§ **SOURCE MATERIAL**
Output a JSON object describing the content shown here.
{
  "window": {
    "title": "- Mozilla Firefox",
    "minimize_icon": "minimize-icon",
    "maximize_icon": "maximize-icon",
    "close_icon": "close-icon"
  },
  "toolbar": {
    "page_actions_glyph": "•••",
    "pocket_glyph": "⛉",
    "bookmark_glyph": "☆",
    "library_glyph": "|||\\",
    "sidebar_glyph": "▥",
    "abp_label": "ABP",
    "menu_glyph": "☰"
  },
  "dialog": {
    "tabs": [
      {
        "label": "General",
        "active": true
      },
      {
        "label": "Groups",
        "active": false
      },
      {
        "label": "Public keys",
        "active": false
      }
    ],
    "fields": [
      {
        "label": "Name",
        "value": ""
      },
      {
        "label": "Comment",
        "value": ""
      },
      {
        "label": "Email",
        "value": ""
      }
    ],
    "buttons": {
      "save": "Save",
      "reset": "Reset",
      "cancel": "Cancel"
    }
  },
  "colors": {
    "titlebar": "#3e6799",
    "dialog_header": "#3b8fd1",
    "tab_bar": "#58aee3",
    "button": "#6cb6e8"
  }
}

§ **WHAT YOU WILL DO**
Repeat every entry word for word.

§ **ANSWER TO THE TASK**
Output a JSON object describing the content shown here.
{
  "window": {
    "title": "- Mozilla Firefox",
    "minimize_icon": "minimize-icon",
    "maximize_icon": "maximize-icon",
    "close_icon": "close-icon"
  },
  "toolbar": {
    "page_actions_glyph": "•••",
    "pocket_glyph": "⛉",
    "bookmark_glyph": "☆",
    "library_glyph": "|||\\",
    "sidebar_glyph": "▥",
    "abp_label": "ABP",
    "menu_glyph": "☰"
  },
  "dialog": {
    "tabs": [
      {
        "label": "General",
        "active": true
      },
      {
        "label": "Groups",
        "active": false
      },
      {
        "label": "Public keys",
        "active": false
      }
    ],
    "fields": [
      {
        "label": "Name",
        "value": ""
      },
      {
        "label": "Comment",
        "value": ""
      },
      {
        "label": "Email",
        "value": ""
      }
    ],
    "buttons": {
      "save": "Save",
      "reset": "Reset",
      "cancel": "Cancel"
    }
  },
  "colors": {
    "titlebar": "#3e6799",
    "dialog_header": "#3b8fd1",
    "tab_bar": "#58aee3",
    "button": "#6cb6e8"
  }
}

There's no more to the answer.